## WORK INSTRUCTIONS
Omit the pictures, then write out every entry exactly as it reads.

——

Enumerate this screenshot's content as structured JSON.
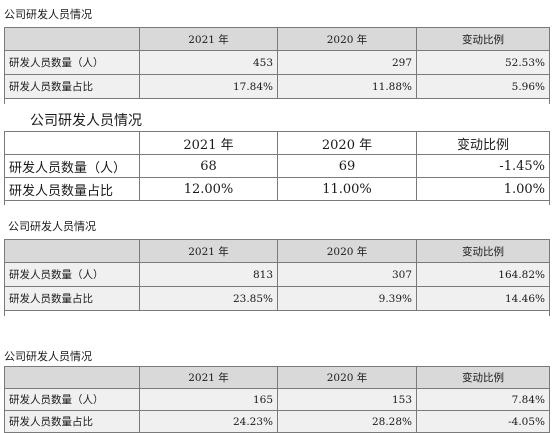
{
  "tables": [
    {
      "title": "公司研发人员情况",
      "headers": [
        "",
        "2021 年",
        "2020 年",
        "变动比例"
      ],
      "rows": [
        [
          "研发人员数量（人）",
          "453",
          "297",
          "52.53%"
        ],
        [
          "研发人员数量占比",
          "17.84%",
          "11.88%",
          "5.96%"
        ]
      ]
    },
    {
      "title": "公司研发人员情况",
      "headers": [
        "",
        "2021 年",
        "2020 年",
        "变动比例"
      ],
      "rows": [
        [
          "研发人员数量（人）",
          "68",
          "69",
          "-1.45%"
        ],
        [
          "研发人员数量占比",
          "12.00%",
          "11.00%",
          "1.00%"
        ]
      ]
    },
    {
      "title": "公司研发人员情况",
      "headers": [
        "",
        "2021 年",
        "2020 年",
        "变动比例"
      ],
      "rows": [
        [
          "研发人员数量（人）",
          "813",
          "307",
          "164.82%"
        ],
        [
          "研发人员数量占比",
          "23.85%",
          "9.39%",
          "14.46%"
        ]
      ]
    },
    {
      "title": "公司研发人员情况",
      "headers": [
        "",
        "2021 年",
        "2020 年",
        "变动比例"
      ],
      "rows": [
        [
          "研发人员数量（人）",
          "165",
          "153",
          "7.84%"
        ],
        [
          "研发人员数量占比",
          "24.23%",
          "28.28%",
          "-4.05%"
        ]
      ]
    }
  ]
}
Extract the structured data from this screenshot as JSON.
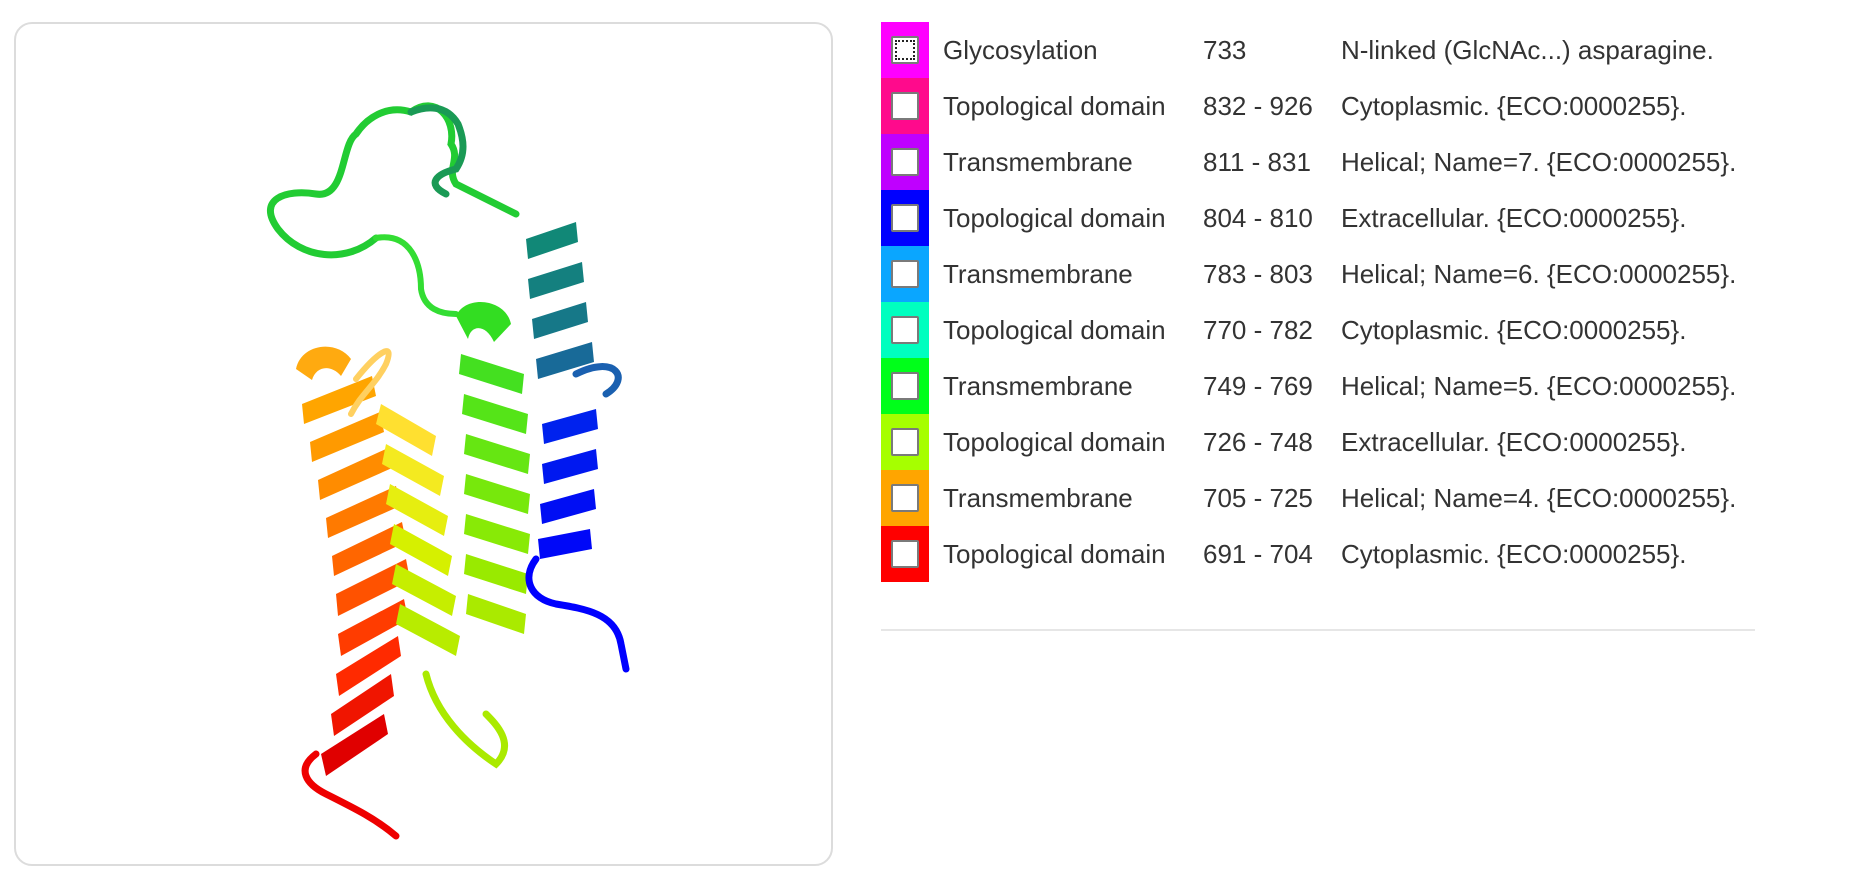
{
  "features": [
    {
      "type": "Glycosylation",
      "range": "733",
      "description": "N-linked (GlcNAc...) asparagine.",
      "color": "#ff00ff",
      "focused": true
    },
    {
      "type": "Topological domain",
      "range": "832 - 926",
      "description": "Cytoplasmic. {ECO:0000255}.",
      "color": "#ff0a8c",
      "focused": false
    },
    {
      "type": "Transmembrane",
      "range": "811 - 831",
      "description": "Helical; Name=7. {ECO:0000255}.",
      "color": "#bf00ff",
      "focused": false
    },
    {
      "type": "Topological domain",
      "range": "804 - 810",
      "description": "Extracellular. {ECO:0000255}.",
      "color": "#0000ff",
      "focused": false
    },
    {
      "type": "Transmembrane",
      "range": "783 - 803",
      "description": "Helical; Name=6. {ECO:0000255}.",
      "color": "#0aa6ff",
      "focused": false
    },
    {
      "type": "Topological domain",
      "range": "770 - 782",
      "description": "Cytoplasmic. {ECO:0000255}.",
      "color": "#00ffbf",
      "focused": false
    },
    {
      "type": "Transmembrane",
      "range": "749 - 769",
      "description": "Helical; Name=5. {ECO:0000255}.",
      "color": "#00ff1a",
      "focused": false
    },
    {
      "type": "Topological domain",
      "range": "726 - 748",
      "description": "Extracellular. {ECO:0000255}.",
      "color": "#a6ff00",
      "focused": false
    },
    {
      "type": "Transmembrane",
      "range": "705 - 725",
      "description": "Helical; Name=4. {ECO:0000255}.",
      "color": "#ffa500",
      "focused": false
    },
    {
      "type": "Topological domain",
      "range": "691 - 704",
      "description": "Cytoplasmic. {ECO:0000255}.",
      "color": "#ff0000",
      "focused": false
    }
  ]
}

——

## WORKED SOLUTION
Enumerate this screenshot's content as structured JSON.
{
  "tables": [
    {
      "title": "公司研发人员情况",
      "headers": [
        "",
        "2021 年",
        "2020 年",
        "变动比例"
      ],
      "rows": [
        [
          "研发人员数量（人）",
          "453",
          "297",
          "52.53%"
        ],
        [
          "研发人员数量占比",
          "17.84%",
          "11.88%",
          "5.96%"
        ]
      ]
    },
    {
      "title": "公司研发人员情况",
      "headers": [
        "",
        "2021 年",
        "2020 年",
        "变动比例"
      ],
      "rows": [
        [
          "研发人员数量（人）",
          "68",
          "69",
          "-1.45%"
        ],
        [
          "研发人员数量占比",
          "12.00%",
          "11.00%",
          "1.00%"
        ]
      ]
    },
    {
      "title": "公司研发人员情况",
      "headers": [
        "",
        "2021 年",
        "2020 年",
        "变动比例"
      ],
      "rows": [
        [
          "研发人员数量（人）",
          "813",
          "307",
          "164.82%"
        ],
        [
          "研发人员数量占比",
          "23.85%",
          "9.39%",
          "14.46%"
        ]
      ]
    },
    {
      "title": "公司研发人员情况",
      "headers": [
        "",
        "2021 年",
        "2020 年",
        "变动比例"
      ],
      "rows": [
        [
          "研发人员数量（人）",
          "165",
          "153",
          "7.84%"
        ],
        [
          "研发人员数量占比",
          "24.23%",
          "28.28%",
          "-4.05%"
        ]
      ]
    }
  ]
}
Extract the structured data from this screenshot as JSON.
{
  "features": [
    {
      "type": "Glycosylation",
      "range": "733",
      "description": "N-linked (GlcNAc...) asparagine.",
      "color": "#ff00ff",
      "focused": true
    },
    {
      "type": "Topological domain",
      "range": "832 - 926",
      "description": "Cytoplasmic. {ECO:0000255}.",
      "color": "#ff0a8c",
      "focused": false
    },
    {
      "type": "Transmembrane",
      "range": "811 - 831",
      "description": "Helical; Name=7. {ECO:0000255}.",
      "color": "#bf00ff",
      "focused": false
    },
    {
      "type": "Topological domain",
      "range": "804 - 810",
      "description": "Extracellular. {ECO:0000255}.",
      "color": "#0000ff",
      "focused": false
    },
    {
      "type": "Transmembrane",
      "range": "783 - 803",
      "description": "Helical; Name=6. {ECO:0000255}.",
      "color": "#0aa6ff",
      "focused": false
    },
    {
      "type": "Topological domain",
      "range": "770 - 782",
      "description": "Cytoplasmic. {ECO:0000255}.",
      "color": "#00ffbf",
      "focused": false
    },
    {
      "type": "Transmembrane",
      "range": "749 - 769",
      "description": "Helical; Name=5. {ECO:0000255}.",
      "color": "#00ff1a",
      "focused": false
    },
    {
      "type": "Topological domain",
      "range": "726 - 748",
      "description": "Extracellular. {ECO:0000255}.",
      "color": "#a6ff00",
      "focused": false
    },
    {
      "type": "Transmembrane",
      "range": "705 - 725",
      "description": "Helical; Name=4. {ECO:0000255}.",
      "color": "#ffa500",
      "focused": false
    },
    {
      "type": "Topological domain",
      "range": "691 - 704",
      "description": "Cytoplasmic. {ECO:0000255}.",
      "color": "#ff0000",
      "focused": false
    }
  ]
}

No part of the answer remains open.